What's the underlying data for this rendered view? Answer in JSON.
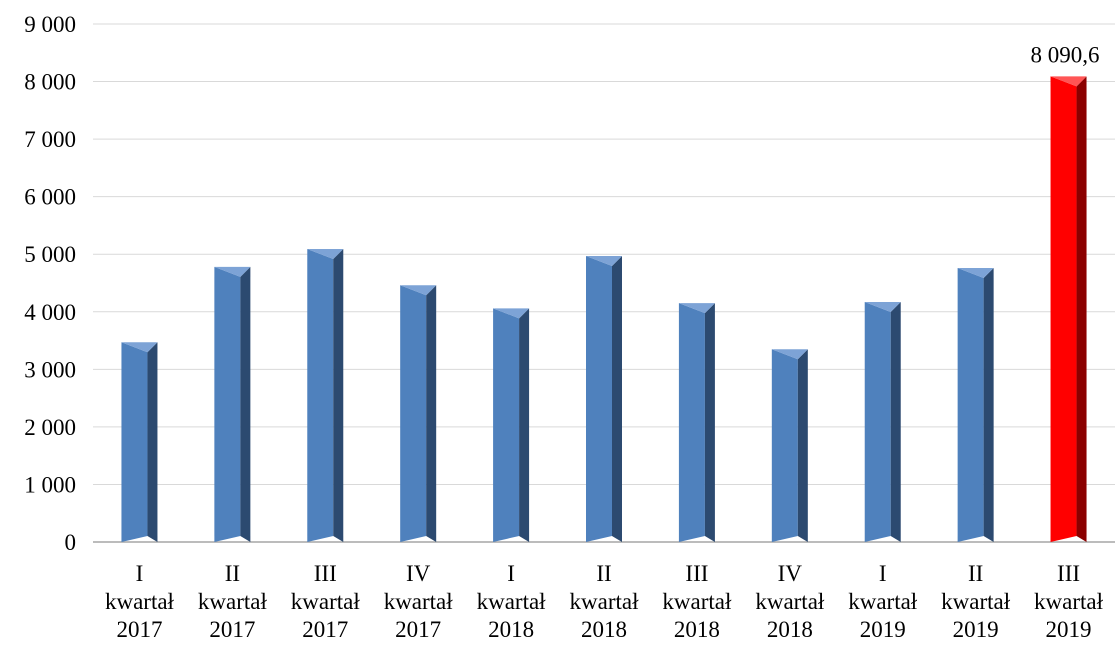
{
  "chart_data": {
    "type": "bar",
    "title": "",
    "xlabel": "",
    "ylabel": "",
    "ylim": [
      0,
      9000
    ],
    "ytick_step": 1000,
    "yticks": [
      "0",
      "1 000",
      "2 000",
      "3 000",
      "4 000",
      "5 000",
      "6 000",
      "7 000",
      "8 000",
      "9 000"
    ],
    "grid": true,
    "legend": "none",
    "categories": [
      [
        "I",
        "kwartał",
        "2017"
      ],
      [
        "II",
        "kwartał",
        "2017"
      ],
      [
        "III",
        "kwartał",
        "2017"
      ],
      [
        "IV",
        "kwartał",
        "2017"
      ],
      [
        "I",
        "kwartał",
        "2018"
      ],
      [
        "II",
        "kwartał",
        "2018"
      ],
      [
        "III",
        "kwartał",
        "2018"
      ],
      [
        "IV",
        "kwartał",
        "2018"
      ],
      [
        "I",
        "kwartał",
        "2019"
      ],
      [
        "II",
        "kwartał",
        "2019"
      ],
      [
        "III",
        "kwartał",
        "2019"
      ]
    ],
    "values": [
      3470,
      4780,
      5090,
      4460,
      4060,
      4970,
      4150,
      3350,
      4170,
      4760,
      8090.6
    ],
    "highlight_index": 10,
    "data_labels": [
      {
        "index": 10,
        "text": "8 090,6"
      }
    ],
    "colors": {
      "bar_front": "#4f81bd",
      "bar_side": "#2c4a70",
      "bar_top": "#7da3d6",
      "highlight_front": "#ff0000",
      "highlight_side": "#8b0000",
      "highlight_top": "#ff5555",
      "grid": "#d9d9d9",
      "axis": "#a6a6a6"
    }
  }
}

============================================================

Problem details: Excluding the pictures, reproduce every entry exactly as given.

Task output:
What's the underlying data for this rendered view? Answer in JSON.
{
  "chart_data": {
    "type": "bar",
    "title": "",
    "xlabel": "",
    "ylabel": "",
    "ylim": [
      0,
      9000
    ],
    "ytick_step": 1000,
    "yticks": [
      "0",
      "1 000",
      "2 000",
      "3 000",
      "4 000",
      "5 000",
      "6 000",
      "7 000",
      "8 000",
      "9 000"
    ],
    "grid": true,
    "legend": "none",
    "categories": [
      [
        "I",
        "kwartał",
        "2017"
      ],
      [
        "II",
        "kwartał",
        "2017"
      ],
      [
        "III",
        "kwartał",
        "2017"
      ],
      [
        "IV",
        "kwartał",
        "2017"
      ],
      [
        "I",
        "kwartał",
        "2018"
      ],
      [
        "II",
        "kwartał",
        "2018"
      ],
      [
        "III",
        "kwartał",
        "2018"
      ],
      [
        "IV",
        "kwartał",
        "2018"
      ],
      [
        "I",
        "kwartał",
        "2019"
      ],
      [
        "II",
        "kwartał",
        "2019"
      ],
      [
        "III",
        "kwartał",
        "2019"
      ]
    ],
    "values": [
      3470,
      4780,
      5090,
      4460,
      4060,
      4970,
      4150,
      3350,
      4170,
      4760,
      8090.6
    ],
    "highlight_index": 10,
    "data_labels": [
      {
        "index": 10,
        "text": "8 090,6"
      }
    ],
    "colors": {
      "bar_front": "#4f81bd",
      "bar_side": "#2c4a70",
      "bar_top": "#7da3d6",
      "highlight_front": "#ff0000",
      "highlight_side": "#8b0000",
      "highlight_top": "#ff5555",
      "grid": "#d9d9d9",
      "axis": "#a6a6a6"
    }
  }
}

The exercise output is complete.